> **TUGAS DIBERIKAN A**
Salin ulang tanpa perubahan semua baris dalam catatan data, mulai dari baris yang memuat "brightness-thumb[interactable]: [586, 819, 600, 835]" turun sampai baris yang memuat "contrast-icon[interactable]: ◢: [394, 56, 414, 76]", kedua baris itu ikut disertakan.

Monday, June 24, 2019

AKSI DAMAI MELAWAN PERDAGANGAN ORANG DI NTT

Pada bulan Mei 2019, para pemerhati kasus-kasus perdagangan manusia di NTT cukup sering melaksanakan aksi damai. Aksi damai ini selain dimaksudkan untuk meningkatkan kesadaran masyarakat akan bahaya perdagangan manusia, juga untuk mengingatkan pemerintah daerah akan komitmen awalnya yang bertekad untuk memberantas perdagangan manusia sampai ke akar-akarnya. 

Yayasan Sosial Penyelenggaraan Illahi (YSPI), mitra Sahabat Insan di Kupang, turut bergabung dalam 2 aksi damai selama bulan Mei. Yang pertama, Kampanye Anti Perdagangan Manusia yang dilaksanakan pada tanggal 4 Mei 2019 di area Car Free Day (CFD) di Kupang. Sedangkan yang kedua, dalam skala yang lebih besar, dilakukan di depan Polda NTT dan Gedung Sasando kantor Gubernur NTT pada hari Senin, tanggal 6 Mei 2019.

Entri data hasil ekstraksi
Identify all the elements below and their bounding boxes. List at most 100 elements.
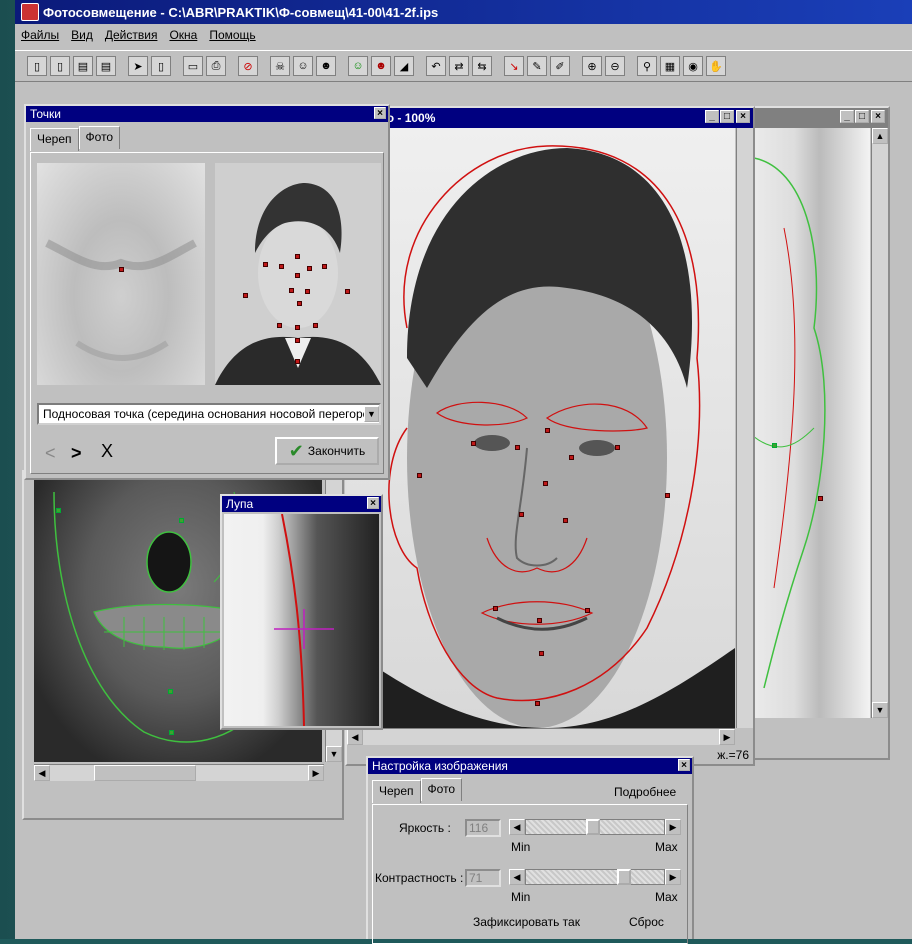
brightness-thumb[interactable]: [586, 819, 600, 835]
brightness-left-arrow[interactable]: ◀: [509, 819, 525, 835]
points-panel-titlebar[interactable]: Точки ×: [26, 106, 388, 122]
scroll-up-arrow[interactable]: ▲: [872, 128, 888, 144]
landmark-point[interactable]: [263, 262, 268, 267]
landmark-point[interactable]: [289, 288, 294, 293]
scroll-left-arrow[interactable]: ◀: [347, 729, 363, 745]
contrast-thumb[interactable]: [617, 869, 631, 885]
landmark-point[interactable]: [56, 508, 61, 513]
landmark-point[interactable]: [243, 293, 248, 298]
magnifier-window[interactable]: Лупа ×: [220, 494, 383, 730]
tab-skull[interactable]: Череп: [372, 780, 421, 803]
landmark-point[interactable]: [295, 254, 300, 259]
fix-button[interactable]: Зафиксировать так: [473, 915, 580, 929]
contrast-icon[interactable]: ◢: [394, 56, 414, 76]
finish-button[interactable]: ✔ Закончить: [275, 437, 379, 465]
close-button[interactable]: ×: [871, 110, 885, 123]
scroll-right-arrow[interactable]: ▶: [719, 729, 735, 745]
landmark-point[interactable]: [563, 518, 568, 523]
new-icon[interactable]: ▯: [27, 56, 47, 76]
chevron-down-icon[interactable]: ▼: [364, 406, 379, 422]
landmark-point[interactable]: [493, 606, 498, 611]
landmark-point[interactable]: [279, 264, 284, 269]
skull-icon[interactable]: ☠: [270, 56, 290, 76]
document-icon[interactable]: ▯: [151, 56, 171, 76]
landmark-point[interactable]: [297, 301, 302, 306]
close-button[interactable]: ×: [736, 110, 750, 123]
scroll-down-arrow[interactable]: ▼: [326, 746, 342, 762]
scroll-down-arrow[interactable]: ▼: [872, 702, 888, 718]
landmark-point[interactable]: [545, 428, 550, 433]
tab-skull[interactable]: Череп: [30, 128, 79, 151]
landmark-point[interactable]: [295, 338, 300, 343]
brightness-value[interactable]: 116: [465, 819, 501, 837]
save-icon[interactable]: ▤: [73, 56, 93, 76]
more-button[interactable]: Подробнее: [614, 785, 676, 799]
head-icon[interactable]: ☻: [316, 56, 336, 76]
maximize-button[interactable]: □: [720, 110, 734, 123]
print-icon[interactable]: ⎙: [206, 56, 226, 76]
brightness-right-arrow[interactable]: ▶: [665, 819, 681, 835]
transfer-icon[interactable]: ⇄: [449, 56, 469, 76]
green-face-icon[interactable]: ☺: [348, 56, 368, 76]
landmark-point[interactable]: [169, 730, 174, 735]
landmark-point[interactable]: [305, 289, 310, 294]
landmark-point[interactable]: [179, 518, 184, 523]
scroll-right-arrow[interactable]: ▶: [308, 765, 324, 781]
hand-icon[interactable]: ✋: [706, 56, 726, 76]
zoom-in-icon[interactable]: ⊕: [582, 56, 602, 76]
line-icon[interactable]: ↘: [504, 56, 524, 76]
landmark-point[interactable]: [471, 441, 476, 446]
close-button[interactable]: ×: [367, 497, 379, 509]
close-button[interactable]: ×: [678, 759, 690, 771]
landmark-point[interactable]: [277, 323, 282, 328]
horizontal-scrollbar[interactable]: ◀ ▶: [347, 728, 735, 745]
face-icon[interactable]: ☺: [293, 56, 313, 76]
scroll-thumb[interactable]: [94, 765, 196, 781]
minimize-button[interactable]: _: [705, 110, 719, 123]
landmark-point[interactable]: [345, 289, 350, 294]
close-button[interactable]: ×: [374, 107, 386, 119]
transfer2-icon[interactable]: ⇆: [472, 56, 492, 76]
red-face-icon[interactable]: ☻: [371, 56, 391, 76]
magnifier-titlebar[interactable]: Лупа ×: [222, 496, 381, 512]
brightness-slider[interactable]: [525, 819, 665, 835]
maximize-button[interactable]: □: [855, 110, 869, 123]
landmark-point[interactable]: [665, 493, 670, 498]
menu-view[interactable]: Вид: [71, 28, 93, 42]
photo-window-titlebar[interactable]: то - 100% _ □ ×: [347, 108, 753, 128]
landmark-point[interactable]: [322, 264, 327, 269]
horizontal-scrollbar[interactable]: ◀ ▶: [34, 764, 324, 781]
selected-landmark-point[interactable]: [119, 267, 124, 272]
stop-icon[interactable]: ⊘: [238, 56, 258, 76]
open-icon[interactable]: ▯: [50, 56, 70, 76]
menu-help[interactable]: Помощь: [209, 28, 255, 42]
contrast-right-arrow[interactable]: ▶: [665, 869, 681, 885]
save-as-icon[interactable]: ▤: [96, 56, 116, 76]
print-preview-icon[interactable]: ▭: [183, 56, 203, 76]
contrast-value[interactable]: 71: [465, 869, 501, 887]
landmark-point[interactable]: [168, 689, 173, 694]
point-select-combo[interactable]: Подносовая точка (середина основания нос…: [37, 403, 381, 425]
background-face-window[interactable]: _ □ × ▲ ▼: [742, 106, 890, 760]
landmark-point[interactable]: [417, 473, 422, 478]
landmark-point[interactable]: [543, 481, 548, 486]
card-icon[interactable]: ▦: [660, 56, 680, 76]
landmark-point[interactable]: [519, 512, 524, 517]
scroll-left-arrow[interactable]: ◀: [34, 765, 50, 781]
menu-actions[interactable]: Действия: [105, 28, 158, 42]
landmark-point[interactable]: [515, 445, 520, 450]
points-panel[interactable]: Точки × Череп Фото Подносовая точка (сер…: [24, 104, 390, 480]
landmark-point[interactable]: [569, 455, 574, 460]
menu-windows[interactable]: Окна: [169, 28, 197, 42]
image-settings-panel[interactable]: Настройка изображения × Череп Фото Подро…: [366, 756, 694, 944]
vertical-scrollbar[interactable]: ▲ ▼: [871, 128, 888, 718]
vertical-scrollbar[interactable]: [736, 128, 753, 728]
landmark-point[interactable]: [772, 443, 777, 448]
import-icon[interactable]: ➤: [128, 56, 148, 76]
landmark-point[interactable]: [615, 445, 620, 450]
landmark-point[interactable]: [539, 651, 544, 656]
next-point-button[interactable]: >: [71, 443, 82, 464]
landmark-point[interactable]: [818, 496, 823, 501]
landmark-point[interactable]: [295, 273, 300, 278]
minimize-button[interactable]: _: [840, 110, 854, 123]
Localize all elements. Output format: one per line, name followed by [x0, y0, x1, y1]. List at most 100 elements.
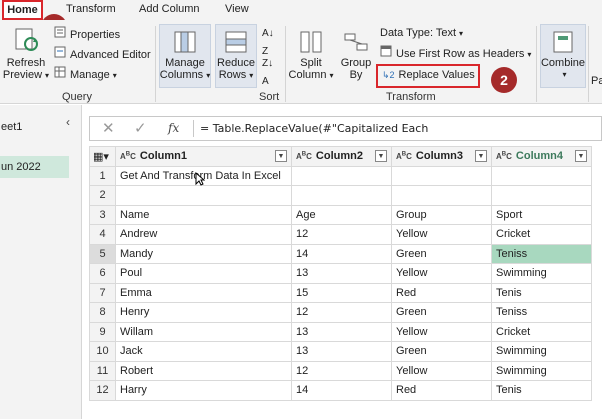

> **TUGAS DIBERIKAN B**
Tentukan apakah setiap pernyataan berikut sesuai dengan teks tentang aksi damai melawan perdagangan orang di NTT. Jawab ya atau tidak, lalu kutip kata-kata teks yang menjadi penentunya.
(i) YSPI ikut serta dalam dua aksi damai selama bulan Mei.
(ii) Kampanye Anti Perdagangan Manusia di area CFD Kupang dilaksanakan pada tanggal 6 Mei 2019.
(iii) Aksi damai yang kedua dilakukan di depan Polda NTT dan Gedung Sasando kantor Gubernur NTT.

> **JAWABAN AKHIR A**
brightness-thumb[interactable]: [586, 819, 600, 835]
brightness-left-arrow[interactable]: ◀: [509, 819, 525, 835]
points-panel-titlebar[interactable]: Точки ×: [26, 106, 388, 122]
scroll-up-arrow[interactable]: ▲: [872, 128, 888, 144]
landmark-point[interactable]: [263, 262, 268, 267]
landmark-point[interactable]: [289, 288, 294, 293]
scroll-left-arrow[interactable]: ◀: [347, 729, 363, 745]
contrast-thumb[interactable]: [617, 869, 631, 885]
landmark-point[interactable]: [56, 508, 61, 513]
landmark-point[interactable]: [243, 293, 248, 298]
magnifier-window[interactable]: Лупа ×: [220, 494, 383, 730]
tab-skull[interactable]: Череп: [372, 780, 421, 803]
landmark-point[interactable]: [295, 254, 300, 259]
fix-button[interactable]: Зафиксировать так: [473, 915, 580, 929]
contrast-icon[interactable]: ◢: [394, 56, 414, 76]

> **JAWABAN AKHIR B**
(i) Ya: "turut bergabung dalam 2 aksi damai selama bulan Mei"
(ii) Tidak: "dilaksanakan pada tanggal 4 Mei 2019 di area Car Free Day (CFD) di Kupang"
(iii) Ya: "dilakukan di depan Polda NTT dan Gedung Sasando kantor Gubernur NTT"